**PROBLEM**:
Pictures within the data are to be left out; everything else must be reproduced exactly.
┌────────
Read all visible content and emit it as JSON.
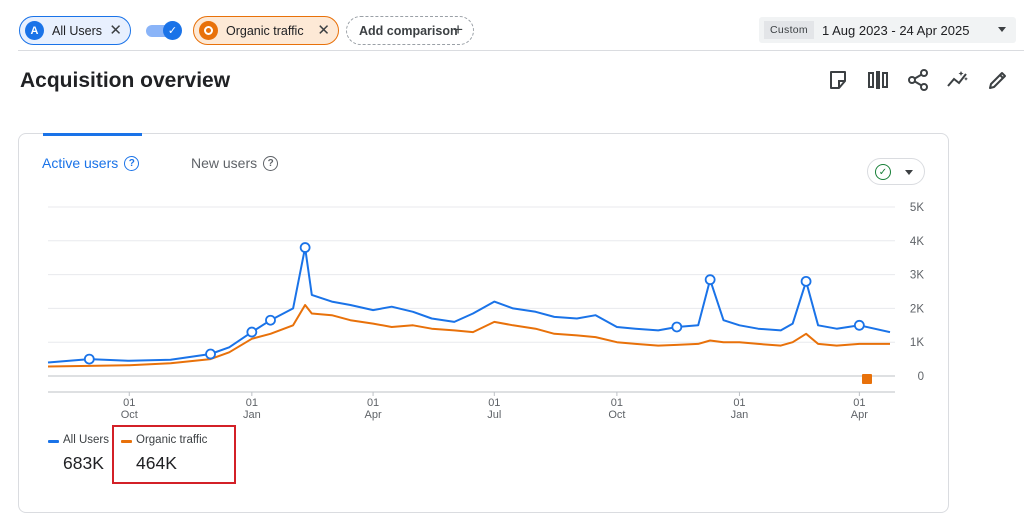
{
  "comparisons": {
    "segment_1": {
      "badge": "A",
      "label": "All Users"
    },
    "segment_2": {
      "label": "Organic traffic"
    },
    "add_label": "Add comparison"
  },
  "date_range": {
    "tag": "Custom",
    "value": "1 Aug 2023 - 24 Apr 2025"
  },
  "page_title": "Acquisition overview",
  "title_icons": [
    "edit-note-icon",
    "compare-columns-icon",
    "share-icon",
    "insights-icon",
    "pencil-icon"
  ],
  "tabs": [
    {
      "label": "Active users",
      "active": true
    },
    {
      "label": "New users",
      "active": false
    }
  ],
  "legend": [
    {
      "name": "All Users",
      "value": "683K",
      "color": "#1a73e8"
    },
    {
      "name": "Organic traffic",
      "value": "464K",
      "color": "#e8710a"
    }
  ],
  "chart_data": {
    "type": "line",
    "y_ticks": [
      "5K",
      "4K",
      "3K",
      "2K",
      "1K",
      "0"
    ],
    "ylim": [
      0,
      5000
    ],
    "x_ticks": [
      {
        "day": "01",
        "month": "Oct"
      },
      {
        "day": "01",
        "month": "Jan"
      },
      {
        "day": "01",
        "month": "Apr"
      },
      {
        "day": "01",
        "month": "Jul"
      },
      {
        "day": "01",
        "month": "Oct"
      },
      {
        "day": "01",
        "month": "Jan"
      },
      {
        "day": "01",
        "month": "Apr"
      }
    ],
    "x": [
      "2023-08-01",
      "2023-09-01",
      "2023-10-01",
      "2023-11-01",
      "2023-12-01",
      "2023-12-15",
      "2024-01-01",
      "2024-01-15",
      "2024-02-01",
      "2024-02-10",
      "2024-02-15",
      "2024-03-01",
      "2024-03-15",
      "2024-04-01",
      "2024-04-15",
      "2024-05-01",
      "2024-05-15",
      "2024-06-01",
      "2024-06-15",
      "2024-07-01",
      "2024-07-15",
      "2024-08-01",
      "2024-08-15",
      "2024-09-01",
      "2024-09-15",
      "2024-10-01",
      "2024-10-15",
      "2024-11-01",
      "2024-11-15",
      "2024-12-01",
      "2024-12-10",
      "2024-12-20",
      "2025-01-01",
      "2025-01-15",
      "2025-02-01",
      "2025-02-10",
      "2025-02-20",
      "2025-03-01",
      "2025-03-15",
      "2025-04-01",
      "2025-04-24"
    ],
    "series": [
      {
        "name": "All Users",
        "color": "#1a73e8",
        "values": [
          400,
          500,
          450,
          480,
          650,
          850,
          1300,
          1650,
          2000,
          3800,
          2400,
          2200,
          2100,
          1950,
          2050,
          1900,
          1700,
          1600,
          1850,
          2200,
          2000,
          1900,
          1750,
          1700,
          1800,
          1450,
          1400,
          1350,
          1450,
          1500,
          2850,
          1650,
          1500,
          1400,
          1350,
          1550,
          2800,
          1500,
          1400,
          1500,
          1300
        ]
      },
      {
        "name": "Organic traffic",
        "color": "#e8710a",
        "values": [
          280,
          300,
          320,
          380,
          500,
          700,
          1100,
          1250,
          1500,
          2100,
          1850,
          1800,
          1650,
          1550,
          1450,
          1500,
          1400,
          1350,
          1300,
          1600,
          1500,
          1400,
          1250,
          1200,
          1150,
          1000,
          950,
          900,
          920,
          950,
          1050,
          1000,
          1000,
          950,
          900,
          1000,
          1250,
          950,
          900,
          950,
          950
        ]
      }
    ]
  }
}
└────────
**TASK OUTPUT**:
Read all visible content and emit it as JSON.
{
  "comparisons": {
    "segment_1": {
      "badge": "A",
      "label": "All Users"
    },
    "segment_2": {
      "label": "Organic traffic"
    },
    "add_label": "Add comparison"
  },
  "date_range": {
    "tag": "Custom",
    "value": "1 Aug 2023 - 24 Apr 2025"
  },
  "page_title": "Acquisition overview",
  "title_icons": [
    "edit-note-icon",
    "compare-columns-icon",
    "share-icon",
    "insights-icon",
    "pencil-icon"
  ],
  "tabs": [
    {
      "label": "Active users",
      "active": true
    },
    {
      "label": "New users",
      "active": false
    }
  ],
  "legend": [
    {
      "name": "All Users",
      "value": "683K",
      "color": "#1a73e8"
    },
    {
      "name": "Organic traffic",
      "value": "464K",
      "color": "#e8710a"
    }
  ],
  "chart_data": {
    "type": "line",
    "y_ticks": [
      "5K",
      "4K",
      "3K",
      "2K",
      "1K",
      "0"
    ],
    "ylim": [
      0,
      5000
    ],
    "x_ticks": [
      {
        "day": "01",
        "month": "Oct"
      },
      {
        "day": "01",
        "month": "Jan"
      },
      {
        "day": "01",
        "month": "Apr"
      },
      {
        "day": "01",
        "month": "Jul"
      },
      {
        "day": "01",
        "month": "Oct"
      },
      {
        "day": "01",
        "month": "Jan"
      },
      {
        "day": "01",
        "month": "Apr"
      }
    ],
    "x": [
      "2023-08-01",
      "2023-09-01",
      "2023-10-01",
      "2023-11-01",
      "2023-12-01",
      "2023-12-15",
      "2024-01-01",
      "2024-01-15",
      "2024-02-01",
      "2024-02-10",
      "2024-02-15",
      "2024-03-01",
      "2024-03-15",
      "2024-04-01",
      "2024-04-15",
      "2024-05-01",
      "2024-05-15",
      "2024-06-01",
      "2024-06-15",
      "2024-07-01",
      "2024-07-15",
      "2024-08-01",
      "2024-08-15",
      "2024-09-01",
      "2024-09-15",
      "2024-10-01",
      "2024-10-15",
      "2024-11-01",
      "2024-11-15",
      "2024-12-01",
      "2024-12-10",
      "2024-12-20",
      "2025-01-01",
      "2025-01-15",
      "2025-02-01",
      "2025-02-10",
      "2025-02-20",
      "2025-03-01",
      "2025-03-15",
      "2025-04-01",
      "2025-04-24"
    ],
    "series": [
      {
        "name": "All Users",
        "color": "#1a73e8",
        "values": [
          400,
          500,
          450,
          480,
          650,
          850,
          1300,
          1650,
          2000,
          3800,
          2400,
          2200,
          2100,
          1950,
          2050,
          1900,
          1700,
          1600,
          1850,
          2200,
          2000,
          1900,
          1750,
          1700,
          1800,
          1450,
          1400,
          1350,
          1450,
          1500,
          2850,
          1650,
          1500,
          1400,
          1350,
          1550,
          2800,
          1500,
          1400,
          1500,
          1300
        ]
      },
      {
        "name": "Organic traffic",
        "color": "#e8710a",
        "values": [
          280,
          300,
          320,
          380,
          500,
          700,
          1100,
          1250,
          1500,
          2100,
          1850,
          1800,
          1650,
          1550,
          1450,
          1500,
          1400,
          1350,
          1300,
          1600,
          1500,
          1400,
          1250,
          1200,
          1150,
          1000,
          950,
          900,
          920,
          950,
          1050,
          1000,
          1000,
          950,
          900,
          1000,
          1250,
          950,
          900,
          950,
          950
        ]
      }
    ]
  }
}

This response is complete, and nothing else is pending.